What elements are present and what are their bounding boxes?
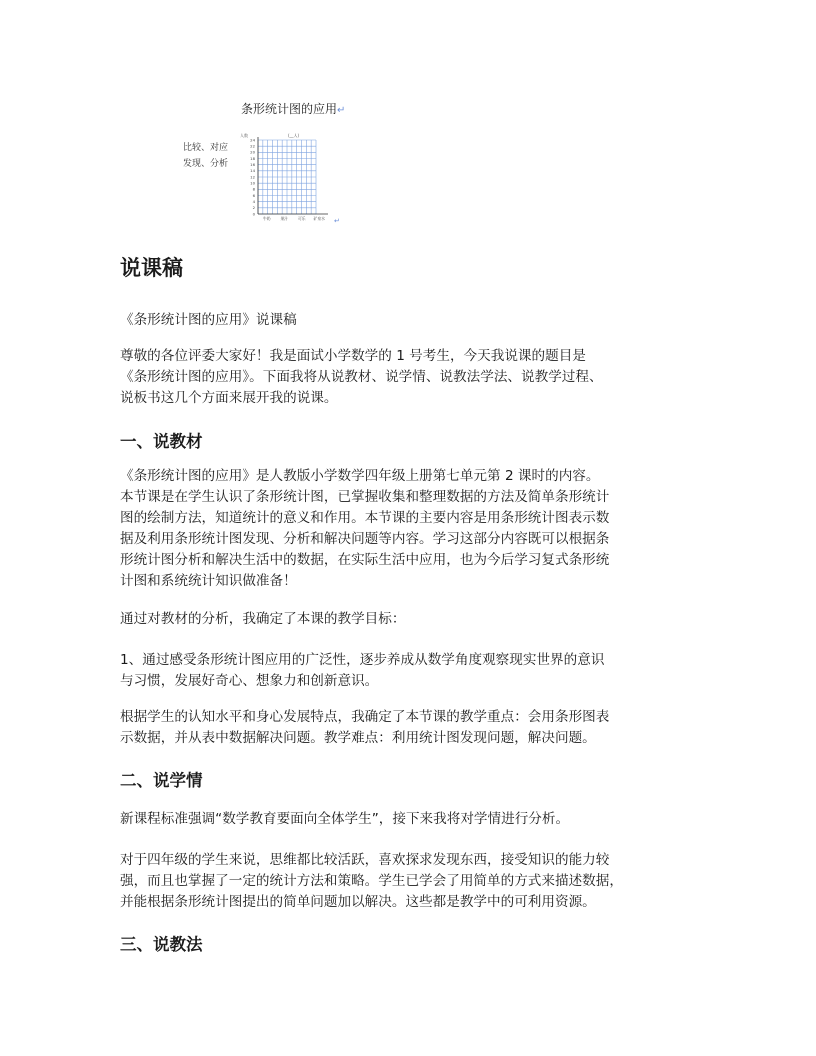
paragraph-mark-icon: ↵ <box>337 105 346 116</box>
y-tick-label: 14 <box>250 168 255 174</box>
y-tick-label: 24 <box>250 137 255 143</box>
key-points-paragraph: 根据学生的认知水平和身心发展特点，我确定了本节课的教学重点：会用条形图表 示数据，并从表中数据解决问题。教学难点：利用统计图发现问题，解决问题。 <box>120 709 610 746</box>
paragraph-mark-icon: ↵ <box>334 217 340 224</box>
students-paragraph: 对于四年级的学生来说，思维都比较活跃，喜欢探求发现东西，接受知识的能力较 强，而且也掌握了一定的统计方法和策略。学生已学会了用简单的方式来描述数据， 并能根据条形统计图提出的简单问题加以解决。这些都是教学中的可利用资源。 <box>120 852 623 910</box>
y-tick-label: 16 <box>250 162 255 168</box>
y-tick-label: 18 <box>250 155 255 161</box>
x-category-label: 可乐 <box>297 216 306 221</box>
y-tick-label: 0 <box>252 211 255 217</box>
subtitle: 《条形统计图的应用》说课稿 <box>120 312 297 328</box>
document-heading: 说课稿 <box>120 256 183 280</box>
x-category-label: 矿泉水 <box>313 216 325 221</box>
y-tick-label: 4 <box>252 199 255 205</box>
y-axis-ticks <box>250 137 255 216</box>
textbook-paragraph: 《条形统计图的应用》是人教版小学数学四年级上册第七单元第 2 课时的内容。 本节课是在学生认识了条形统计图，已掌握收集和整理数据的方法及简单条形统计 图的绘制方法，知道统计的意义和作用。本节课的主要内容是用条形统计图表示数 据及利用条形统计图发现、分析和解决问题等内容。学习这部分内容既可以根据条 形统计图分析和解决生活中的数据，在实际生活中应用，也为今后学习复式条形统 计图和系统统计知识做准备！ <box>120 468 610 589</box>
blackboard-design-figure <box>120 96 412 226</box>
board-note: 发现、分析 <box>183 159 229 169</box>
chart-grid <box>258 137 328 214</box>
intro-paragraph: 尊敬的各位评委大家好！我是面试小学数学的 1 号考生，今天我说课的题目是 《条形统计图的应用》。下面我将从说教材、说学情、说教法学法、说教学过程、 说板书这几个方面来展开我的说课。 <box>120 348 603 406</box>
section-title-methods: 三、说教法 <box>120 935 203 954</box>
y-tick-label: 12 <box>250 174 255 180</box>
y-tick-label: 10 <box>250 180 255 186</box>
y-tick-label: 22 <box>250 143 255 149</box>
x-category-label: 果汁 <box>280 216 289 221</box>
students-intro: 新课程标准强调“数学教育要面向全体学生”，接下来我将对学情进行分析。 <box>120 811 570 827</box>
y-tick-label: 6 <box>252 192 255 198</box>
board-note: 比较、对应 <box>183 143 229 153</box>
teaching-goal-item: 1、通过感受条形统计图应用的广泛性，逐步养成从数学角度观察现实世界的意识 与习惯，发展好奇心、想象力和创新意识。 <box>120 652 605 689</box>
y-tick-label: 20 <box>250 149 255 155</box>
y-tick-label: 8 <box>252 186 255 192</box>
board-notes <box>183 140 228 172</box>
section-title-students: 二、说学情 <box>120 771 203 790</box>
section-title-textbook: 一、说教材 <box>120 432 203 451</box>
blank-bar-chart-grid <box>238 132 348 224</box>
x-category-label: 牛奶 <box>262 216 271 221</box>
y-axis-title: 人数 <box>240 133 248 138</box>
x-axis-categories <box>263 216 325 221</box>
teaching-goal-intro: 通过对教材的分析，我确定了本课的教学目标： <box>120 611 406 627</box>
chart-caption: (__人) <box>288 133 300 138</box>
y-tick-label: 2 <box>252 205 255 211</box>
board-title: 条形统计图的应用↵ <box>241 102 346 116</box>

# WORK TO BE COMPLETED
Please convert the lines of all the records above into a numbered list, leaving out any blank lines. Keep the pictures out of the answer.

# OUTPUT FOR THIS TASK
1. What elements are present and what are their bounding boxes?
2. paragraph-mark-icon: ↵ <box>337 105 346 116</box>
3. y-tick-label: 14 <box>250 168 255 174</box>
4. y-tick-label: 24 <box>250 137 255 143</box>
5. key-points-paragraph: 根据学生的认知水平和身心发展特点，我确定了本节课的教学重点：会用条形图表 示数据，并从表中数据解决问题。教学难点：利用统计图发现问题，解决问题。 <box>120 709 610 746</box>
6. paragraph-mark-icon: ↵ <box>334 217 340 224</box>
7. students-paragraph: 对于四年级的学生来说，思维都比较活跃，喜欢探求发现东西，接受知识的能力较 强，而且也掌握了一定的统计方法和策略。学生已学会了用简单的方式来描述数据， 并能根据条形统计图提出的简单问题加以解决。这些都是教学中的可利用资源。 <box>120 852 623 910</box>
8. y-tick-label: 16 <box>250 162 255 168</box>
9. y-tick-label: 18 <box>250 155 255 161</box>
10. x-category-label: 可乐 <box>297 216 306 221</box>
11. y-tick-label: 0 <box>252 211 255 217</box>
12. subtitle: 《条形统计图的应用》说课稿 <box>120 312 297 328</box>
13. document-heading: 说课稿 <box>120 256 183 280</box>
14. x-category-label: 矿泉水 <box>313 216 325 221</box>
15. y-tick-label: 4 <box>252 199 255 205</box>
16. y-axis-ticks <box>250 137 255 216</box>
17. textbook-paragraph: 《条形统计图的应用》是人教版小学数学四年级上册第七单元第 2 课时的内容。 本节课是在学生认识了条形统计图，已掌握收集和整理数据的方法及简单条形统计 图的绘制方法，知道统计的意义和作用。本节课的主要内容是用条形统计图表示数 据及利用条形统计图发现、分析和解决问题等内容。学习这部分内容既可以根据条 形统计图分析和解决生活中的数据，在实际生活中应用，也为今后学习复式条形统 计图和系统统计知识做准备！ <box>120 468 610 589</box>
18. blackboard-design-figure <box>120 96 412 226</box>
19. board-note: 发现、分析 <box>183 159 229 169</box>
20. chart-grid <box>258 137 328 214</box>
21. intro-paragraph: 尊敬的各位评委大家好！我是面试小学数学的 1 号考生，今天我说课的题目是 《条形统计图的应用》。下面我将从说教材、说学情、说教法学法、说教学过程、 说板书这几个方面来展开我的说课。 <box>120 348 603 406</box>
22. section-title-methods: 三、说教法 <box>120 935 203 954</box>
23. y-tick-label: 12 <box>250 174 255 180</box>
24. y-tick-label: 10 <box>250 180 255 186</box>
25. y-tick-label: 22 <box>250 143 255 149</box>
26. x-category-label: 果汁 <box>280 216 289 221</box>
27. students-intro: 新课程标准强调“数学教育要面向全体学生”，接下来我将对学情进行分析。 <box>120 811 570 827</box>
28. y-tick-label: 6 <box>252 192 255 198</box>
29. board-note: 比较、对应 <box>183 143 229 153</box>
30. teaching-goal-item: 1、通过感受条形统计图应用的广泛性，逐步养成从数学角度观察现实世界的意识 与习惯，发展好奇心、想象力和创新意识。 <box>120 652 605 689</box>
31. y-tick-label: 20 <box>250 149 255 155</box>
32. y-tick-label: 8 <box>252 186 255 192</box>
33. board-notes <box>183 140 228 172</box>
34. section-title-students: 二、说学情 <box>120 771 203 790</box>
35. section-title-textbook: 一、说教材 <box>120 432 203 451</box>
36. blank-bar-chart-grid <box>238 132 348 224</box>
37. x-category-label: 牛奶 <box>262 216 271 221</box>
38. y-axis-title: 人数 <box>240 133 248 138</box>
39. x-axis-categories <box>263 216 325 221</box>
40. teaching-goal-intro: 通过对教材的分析，我确定了本课的教学目标： <box>120 611 406 627</box>
41. chart-caption: (__人) <box>288 133 300 138</box>
42. y-tick-label: 2 <box>252 205 255 211</box>
43. board-title: 条形统计图的应用↵ <box>241 102 346 116</box>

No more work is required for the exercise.